• _Exercice_:
Dans le texte sur les vaccins face aux variants, recopiez sans rien changer tout le passage qui va de « Afin d’accélérer l’approbation » jusqu'à « Etats membres européens. ».

• _Extrait fourni_:
Mais la recherche doit déjà s’adapter aux mutations du virus. Pfizer et BioNTech ont annoncé ce 25 février le lancement d’une phase I afin d’évaluer l’utilité d’une troisième dose de leur vaccin pour contrer les variants. Stéphane Bancel, pdg de Moderna, a indiqué avoir transmis au NIH le matériel pour les recherches cliniques contre le variant sud-africain. La Commission européenne a annoncé la création d’un réseau de centres cliniques à l’échelle de l’UE pour les tester. Le même jour, le comité des médicaments à usage humain (CHMP) de l’EMA rendait public un document de réflexion détaillant les données exigées pour autoriser ces futurs vaccins. Le comité estime que des données d’innocuité et d’efficacité à grande échelle ne sont pas nécessaires et que l’efficacité du vaccin « variant » devra être démontrée dans des études d’immunogénicité avec au moins un essai mené chez des sujets naïfs.
Afin d’accélérer l’approbation des vaccins modifiés, la Commission européenne envisage la mise en place d’une AMM européenne « temporaire », ou « d’urgence », où la responsabilité juridique et financière de la mise à disposition serait partagée par l’ensemble des Etats membres européens.

• _Données extraites_:
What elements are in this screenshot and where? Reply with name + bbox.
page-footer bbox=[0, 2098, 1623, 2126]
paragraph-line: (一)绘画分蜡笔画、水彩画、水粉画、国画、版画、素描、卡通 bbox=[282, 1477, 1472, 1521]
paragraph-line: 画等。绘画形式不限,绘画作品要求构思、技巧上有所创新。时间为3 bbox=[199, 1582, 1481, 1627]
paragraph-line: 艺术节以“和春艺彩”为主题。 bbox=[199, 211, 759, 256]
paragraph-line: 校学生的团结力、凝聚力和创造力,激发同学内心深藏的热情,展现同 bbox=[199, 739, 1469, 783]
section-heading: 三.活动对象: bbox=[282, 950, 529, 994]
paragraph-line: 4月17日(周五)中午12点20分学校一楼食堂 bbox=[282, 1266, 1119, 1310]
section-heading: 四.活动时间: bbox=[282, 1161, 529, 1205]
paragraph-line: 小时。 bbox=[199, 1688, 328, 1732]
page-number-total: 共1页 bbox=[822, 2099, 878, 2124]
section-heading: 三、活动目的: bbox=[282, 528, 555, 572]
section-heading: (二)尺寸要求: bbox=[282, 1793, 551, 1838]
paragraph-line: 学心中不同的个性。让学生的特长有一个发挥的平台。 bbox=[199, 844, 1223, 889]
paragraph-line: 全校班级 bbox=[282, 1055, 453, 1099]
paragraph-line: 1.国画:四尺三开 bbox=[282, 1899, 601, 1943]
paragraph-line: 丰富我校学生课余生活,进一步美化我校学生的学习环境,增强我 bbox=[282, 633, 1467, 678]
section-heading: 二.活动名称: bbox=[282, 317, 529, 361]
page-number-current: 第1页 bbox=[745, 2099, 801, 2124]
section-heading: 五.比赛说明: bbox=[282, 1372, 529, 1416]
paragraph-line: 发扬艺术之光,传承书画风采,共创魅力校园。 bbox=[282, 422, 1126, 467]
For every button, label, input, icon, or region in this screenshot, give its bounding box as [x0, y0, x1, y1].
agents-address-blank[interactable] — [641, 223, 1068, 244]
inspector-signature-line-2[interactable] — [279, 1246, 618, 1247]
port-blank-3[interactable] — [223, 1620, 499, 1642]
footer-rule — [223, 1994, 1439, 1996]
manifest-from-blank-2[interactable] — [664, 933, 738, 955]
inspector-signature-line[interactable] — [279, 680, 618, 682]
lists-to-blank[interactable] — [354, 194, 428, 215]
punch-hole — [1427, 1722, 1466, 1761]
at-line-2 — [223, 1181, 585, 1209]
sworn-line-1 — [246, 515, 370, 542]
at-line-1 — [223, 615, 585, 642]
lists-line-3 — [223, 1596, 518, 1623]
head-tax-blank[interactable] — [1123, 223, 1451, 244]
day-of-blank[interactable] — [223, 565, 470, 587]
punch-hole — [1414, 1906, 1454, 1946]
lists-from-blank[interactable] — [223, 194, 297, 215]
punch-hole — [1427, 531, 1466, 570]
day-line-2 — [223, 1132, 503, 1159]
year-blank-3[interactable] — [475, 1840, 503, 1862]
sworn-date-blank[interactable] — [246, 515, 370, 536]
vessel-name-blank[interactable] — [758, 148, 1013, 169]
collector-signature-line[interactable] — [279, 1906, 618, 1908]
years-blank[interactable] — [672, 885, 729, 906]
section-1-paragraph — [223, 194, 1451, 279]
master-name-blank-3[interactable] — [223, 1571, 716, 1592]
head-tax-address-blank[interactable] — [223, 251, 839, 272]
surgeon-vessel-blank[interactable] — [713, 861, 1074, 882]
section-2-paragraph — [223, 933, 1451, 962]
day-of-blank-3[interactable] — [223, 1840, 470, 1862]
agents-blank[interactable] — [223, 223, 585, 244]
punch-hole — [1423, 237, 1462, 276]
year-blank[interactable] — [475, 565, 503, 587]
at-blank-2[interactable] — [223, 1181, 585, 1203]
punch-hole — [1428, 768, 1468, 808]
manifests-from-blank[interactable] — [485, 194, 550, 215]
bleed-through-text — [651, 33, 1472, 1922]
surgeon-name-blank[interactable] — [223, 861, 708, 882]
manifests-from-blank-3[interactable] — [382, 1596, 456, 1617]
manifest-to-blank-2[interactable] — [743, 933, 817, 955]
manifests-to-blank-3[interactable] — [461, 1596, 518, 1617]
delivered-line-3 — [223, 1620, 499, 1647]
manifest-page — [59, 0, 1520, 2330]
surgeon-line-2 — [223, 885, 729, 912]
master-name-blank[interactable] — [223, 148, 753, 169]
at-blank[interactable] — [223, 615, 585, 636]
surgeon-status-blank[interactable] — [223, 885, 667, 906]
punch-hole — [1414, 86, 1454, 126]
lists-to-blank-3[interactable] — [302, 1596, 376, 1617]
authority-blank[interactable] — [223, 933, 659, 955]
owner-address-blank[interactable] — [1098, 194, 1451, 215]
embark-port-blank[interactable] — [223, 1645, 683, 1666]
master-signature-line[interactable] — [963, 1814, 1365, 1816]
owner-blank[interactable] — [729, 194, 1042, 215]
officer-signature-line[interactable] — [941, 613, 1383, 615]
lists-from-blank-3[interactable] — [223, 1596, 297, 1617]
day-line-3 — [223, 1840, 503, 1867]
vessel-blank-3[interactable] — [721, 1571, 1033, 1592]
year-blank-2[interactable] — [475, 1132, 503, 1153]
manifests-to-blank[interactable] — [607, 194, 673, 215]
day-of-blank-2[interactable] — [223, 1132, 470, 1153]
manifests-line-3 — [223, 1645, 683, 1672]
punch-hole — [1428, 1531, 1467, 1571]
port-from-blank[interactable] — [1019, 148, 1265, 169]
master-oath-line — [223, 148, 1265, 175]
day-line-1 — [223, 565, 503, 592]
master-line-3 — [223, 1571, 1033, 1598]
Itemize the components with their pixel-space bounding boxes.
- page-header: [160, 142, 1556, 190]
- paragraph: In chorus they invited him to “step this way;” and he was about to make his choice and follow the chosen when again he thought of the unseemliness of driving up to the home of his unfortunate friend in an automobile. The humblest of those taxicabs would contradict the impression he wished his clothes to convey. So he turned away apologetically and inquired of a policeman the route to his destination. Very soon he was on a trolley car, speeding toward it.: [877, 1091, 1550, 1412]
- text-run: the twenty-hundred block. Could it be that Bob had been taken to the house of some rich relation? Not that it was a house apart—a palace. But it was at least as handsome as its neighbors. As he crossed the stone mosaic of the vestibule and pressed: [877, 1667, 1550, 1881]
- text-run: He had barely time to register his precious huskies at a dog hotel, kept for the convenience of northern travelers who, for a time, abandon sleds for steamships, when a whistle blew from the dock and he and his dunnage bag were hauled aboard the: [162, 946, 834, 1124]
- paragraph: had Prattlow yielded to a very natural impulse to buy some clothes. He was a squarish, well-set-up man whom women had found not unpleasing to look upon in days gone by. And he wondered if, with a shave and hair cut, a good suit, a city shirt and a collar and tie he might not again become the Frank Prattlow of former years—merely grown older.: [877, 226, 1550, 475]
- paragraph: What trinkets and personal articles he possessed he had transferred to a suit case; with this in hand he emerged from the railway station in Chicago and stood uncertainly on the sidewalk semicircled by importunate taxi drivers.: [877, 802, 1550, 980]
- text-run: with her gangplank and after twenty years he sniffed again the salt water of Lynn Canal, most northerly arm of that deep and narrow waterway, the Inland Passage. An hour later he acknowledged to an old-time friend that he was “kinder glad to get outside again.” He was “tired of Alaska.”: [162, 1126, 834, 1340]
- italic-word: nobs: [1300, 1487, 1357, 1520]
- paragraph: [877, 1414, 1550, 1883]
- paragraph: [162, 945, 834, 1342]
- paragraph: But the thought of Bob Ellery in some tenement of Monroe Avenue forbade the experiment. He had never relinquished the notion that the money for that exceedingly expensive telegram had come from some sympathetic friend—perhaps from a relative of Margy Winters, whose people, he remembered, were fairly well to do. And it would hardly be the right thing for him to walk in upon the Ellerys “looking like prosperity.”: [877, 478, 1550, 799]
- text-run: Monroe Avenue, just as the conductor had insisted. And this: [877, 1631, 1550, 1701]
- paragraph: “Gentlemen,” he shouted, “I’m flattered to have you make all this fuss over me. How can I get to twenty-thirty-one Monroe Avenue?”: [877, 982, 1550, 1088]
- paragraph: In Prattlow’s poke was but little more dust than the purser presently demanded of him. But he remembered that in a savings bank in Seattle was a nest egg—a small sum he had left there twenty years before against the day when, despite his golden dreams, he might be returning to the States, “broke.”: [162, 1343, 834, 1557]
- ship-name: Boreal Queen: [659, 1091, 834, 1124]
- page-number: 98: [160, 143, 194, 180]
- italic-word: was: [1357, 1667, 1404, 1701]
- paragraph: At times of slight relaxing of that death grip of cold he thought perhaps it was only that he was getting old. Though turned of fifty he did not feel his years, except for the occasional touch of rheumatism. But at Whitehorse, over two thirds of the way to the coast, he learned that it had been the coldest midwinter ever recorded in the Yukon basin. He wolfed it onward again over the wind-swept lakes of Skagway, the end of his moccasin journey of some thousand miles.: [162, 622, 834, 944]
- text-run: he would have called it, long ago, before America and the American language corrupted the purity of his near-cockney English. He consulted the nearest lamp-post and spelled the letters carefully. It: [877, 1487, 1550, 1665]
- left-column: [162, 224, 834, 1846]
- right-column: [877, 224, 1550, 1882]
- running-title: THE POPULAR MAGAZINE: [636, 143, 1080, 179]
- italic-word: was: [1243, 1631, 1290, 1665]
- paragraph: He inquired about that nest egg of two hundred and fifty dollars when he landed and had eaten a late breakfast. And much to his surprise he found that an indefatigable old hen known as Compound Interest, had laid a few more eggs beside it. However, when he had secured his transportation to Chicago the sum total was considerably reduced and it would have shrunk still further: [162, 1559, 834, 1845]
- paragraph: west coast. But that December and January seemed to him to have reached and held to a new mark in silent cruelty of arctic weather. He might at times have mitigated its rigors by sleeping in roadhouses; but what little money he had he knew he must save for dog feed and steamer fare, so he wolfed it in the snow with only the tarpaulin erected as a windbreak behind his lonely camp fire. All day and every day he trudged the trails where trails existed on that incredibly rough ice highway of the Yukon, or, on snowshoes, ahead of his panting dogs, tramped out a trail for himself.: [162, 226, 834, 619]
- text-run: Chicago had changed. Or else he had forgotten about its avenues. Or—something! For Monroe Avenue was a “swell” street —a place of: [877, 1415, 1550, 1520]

• _Réponse_:
Afin d’accélérer l’approbation des vaccins modifiés, la Commission européenne envisage la mise en place d’une AMM européenne « temporaire », ou « d’urgence », où la responsabilité juridique et financière de la mise à disposition serait partagée par l’ensemble des Etats membres européens.